## Given passage
== == ==

2. Materials and Methods

2.1. Animals and Drugs

Fifty specific pathogen-free (SPF) male Kunming mice (weight, 22–26 g) were obtained from the Laboratory Animal Center of Chongqing Medical University (CQMU, Chongqing, China). The mice were then acclimated to the environment for one week. An air-conditioned environment with standardized conditions (relative humidity: 40%–60%, ambient temperature: 20°C–22°C, and light: 12 h light/dark cycle) was provided for the mice during the experiment. Ad libitum food and water were provided to each mouse during the experiments. Animal experiments were conducted following the guidelines for care and use of laboratory animals established by the International Council on Research Animal Care and the Chinese Animal Welfare Committee. Experimental animal protocols were approved by the Animal Experiments Ethical Review Committee of CQMU. QHF consists of Astragali Radix (Huangqi, 6 g), Puerariae Lobatae Radix (Gegen, 3 g), Atractylodis Macrocephalae Rhizoma (Baizhu, 4.5 g), Curcumae Longae Rhizoma (Jianghuang, 2.7 g), Stephaniae Tetrandrae Radix (Fangji, 0.72 g), and Fritillariae Thunbergii Bulbus (Zhebeimu, 3 g). Animal equivalent doses were converted from human doses based on body surface area to calculate the oral doses of drugs given to the mice [18]. The lavage doses of the low-dose and high-dose QHF groups were 2.56 g/kg/d and 5.12 g/kg/d, respectively. QHF was purchased from Guangdong Yifang Pharmaceutical Co., Ltd. (Guangdong, China) and identified by Professor Wenfu Cao. Metoprolol tartrate tablets (product batch number: 2012A48) were sourced from AstraZeneca Pharmaceuticals (China) Co., Ltd. (Taizhou, China).

== == ==

## Dataset

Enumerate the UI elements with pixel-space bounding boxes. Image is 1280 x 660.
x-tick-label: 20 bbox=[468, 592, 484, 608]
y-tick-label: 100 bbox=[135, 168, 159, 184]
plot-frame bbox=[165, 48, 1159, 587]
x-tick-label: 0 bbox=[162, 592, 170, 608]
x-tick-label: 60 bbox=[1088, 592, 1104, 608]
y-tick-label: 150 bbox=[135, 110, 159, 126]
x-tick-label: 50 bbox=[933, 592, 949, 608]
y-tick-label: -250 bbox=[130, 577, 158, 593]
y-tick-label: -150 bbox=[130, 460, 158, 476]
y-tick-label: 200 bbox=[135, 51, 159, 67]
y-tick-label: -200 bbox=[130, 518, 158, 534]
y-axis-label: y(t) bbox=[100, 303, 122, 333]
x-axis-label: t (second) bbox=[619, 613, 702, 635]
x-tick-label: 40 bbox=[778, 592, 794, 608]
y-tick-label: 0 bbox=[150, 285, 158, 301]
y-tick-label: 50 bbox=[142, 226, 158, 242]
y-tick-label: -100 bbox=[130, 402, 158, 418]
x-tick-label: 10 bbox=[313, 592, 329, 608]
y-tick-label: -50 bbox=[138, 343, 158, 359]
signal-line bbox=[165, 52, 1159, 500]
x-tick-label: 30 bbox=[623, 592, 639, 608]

== == ==

## Using the information
1. Translate this sentence from the animals and drugs section into Spanish: "The mice were then acclimated to the environment for one week."
2. Resume the animals and drugs section after its last sentence and carry its account forward.

## Responses by item number
1. Luego, los ratones se aclimataron al entorno durante una semana.

2.
2.2. CF Model Establishment and Grouping

The mice were randomly divided into five groups (n = 10 per group) after one week of acclimatization feeding. The CF model was established as previously described [3, 19]. Mice in the control group were subcutaneously administered 0.9% sterile saline solution at the back of the neck. Mice in other groups were subcutaneously injected with isoproterenol (ISO, 10 mg/kg/d) for 14 days. Mice in the control and model groups were orally fed 0.5% carboxymethyl cellulose (CMC) for 14 days. Mice in the meto group were orally fed metoprolol tartrate (15 mg/kg/d) for 14 days, whereas mice in the low-dose QHF (QHF-L) and the high-dose QHF (QHF-H) groups were treated with QHF doses of 2.56 g/kg/d and 5.12 g/kg/d for 14 days, respectively. All experimental drugs were dissolved in a 0.5% aqueous CMC solution. Figure 1 illustrates the experimental timeline and schematic design of the study.

2.3. Plasma Biomarkers and Cardiac Weight Index

The serum levels of myocardial enzymes, including creatine kinase (CK) and creatine kinase-MB (CK-MB), were measured using a Rayto Chemray 800 automatic biochemical analyzer. The serum level of lipopolysaccharide (LPS) was detected using an endotoxin detection kit (Nanjing Jiancheng Bioengineering Research Institute; Nanjing, China). Blood was collected, and then, the mice were euthanized by inhalation of 5% isoflurane. The mice’s chests were opened and the hearts were fully exposed. The heart tissues were immediately removed and weighed. The Cardiac Weight Index (CWI) was calculated to evaluate cardiac function. CWI (mg/g) = heart weight (HW, mg)/body weight (BW, g) × 100%.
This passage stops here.